━━━ EXCERPT ━━━
New Research highlights remobilization of legacy arsenic pollution from sediments in Yellowknife Bay
YELLOWKNIFE, NT – A recent study published in the Journal of Hazardous Materials has shed light on the impact of historical mining activities on Yellowknife Bay. The research, led by Dr. John Chételat (Environment and Climate Change Canada), Dr. Mike Palmer (Aurora College), Dr. Heather Jamieson (Queen’s University), and conducted in collaboration with experts from l’Université de Montréal and Carleton University, reveals that contaminated lake sediments are a primary source of dissolved arsenic in the bay's water.
The study, funded by the GNWT-CIMP from 2018-2020, focused on evaluating the remobilization of legacy arsenic from sediments and its relative contribution to lake waters. Researchers compared sediment-derived arsenic to inputs from other sources, such as Baker Creek, the Yellowknife River, and the main basin of Great Slave Lake.
The investigation measured the movement of arsenic from contaminated lake sediments at 20 sites throughout Yellowknife Bay. Results indicated that arsenic fluxes correlated positively with sediment arsenic concentrations, meaning that areas with higher sediment arsenic concentrations experienced greater arsenic fluxes. Researchers found that sediment was a principal source of arsenic in the water column, with a magnitude comparable to that of Baker Creek, a small creek that passes through the mine site.
Another paper from the same project reveals that arsenic minerals in Yellowknife Bay primarily originate from mining activities and undergo geochemical transformations over time. The presence of roaster-generated arsenic (arsenic trioxide) in surface sediment implies that arsenic contamination is ongoing, likely due to the weathering of contaminated soils and shoreline outcrops.
━━━
▸ **EXERCISE TASKS**:
• A. Print the passage of the Yellowknife Bay arsenic article from "New Research highlights" up to and including "the bay's water.".
• B. Answer these questions about the Yellowknife Bay arsenic article:
(i) In which journal was the study published?
(ii) At how many sites in Yellowknife Bay did the investigation measure arsenic movement from lake sediments?
(iii) What form of roaster-generated arsenic was present in surface sediment?
• C. Go on with the Yellowknife Bay arsenic article from the point where it ends.
The listing that follows has no connection to the Yellowknife Bay arsenic article.
━━━ RAW DATA ━━━
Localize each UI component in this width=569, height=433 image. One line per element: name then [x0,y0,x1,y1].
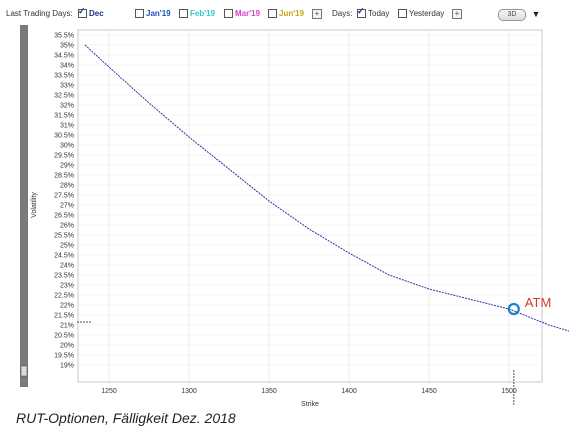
━━━
▸ **EXPECTED OUTPUTS**:
• A.
New Research highlights remobilization of legacy arsenic pollution from sediments in Yellowknife Bay
YELLOWKNIFE, NT – A recent study published in the Journal of Hazardous Materials has shed light on the impact of historical mining activities on Yellowknife Bay. The research, led by Dr. John Chételat (Environment and Climate Change Canada), Dr. Mike Palmer (Aurora College), Dr. Heather Jamieson (Queen’s University), and conducted in collaboration with experts from l’Université de Montréal and Carleton University, reveals that contaminated lake sediments are a primary source of dissolved arsenic in the bay's water.

• B.
(i) The Journal of Hazardous Materials.
(ii) 20 sites.
(iii) Arsenic trioxide.

• C.
It is important to note that, despite the release of arsenic from sediments, water concentrations in Yellowknife Bay consistently remain below Health Canada's Drinking Water guidelines for arsenic. This is likely due to dilution from the low arsenic water contributed by the Yellowknife River and the main basin of Great Slave Lake. While this study focuses on understanding the fate of legacy arsenic in Yellowknife Bay, it does not indicate any immediate public health concerns related to arsenic levels in the bay's water.
This research highlights the significance of considering lake sediments as a major source of arsenic in Yellowknife Bay and emphasizes the need to incorporate this information into future environmental management and monitoring strategies.
Key Points of the research are:
- Contaminated lake sediments are a primary source of dissolved arsenic in Yellowknife Bay's water, resulting from historical mining activities.
- Sediment-derived arsenic is a principal source of arsenic in the water column, comparable in magnitude to inputs from Baker Creek.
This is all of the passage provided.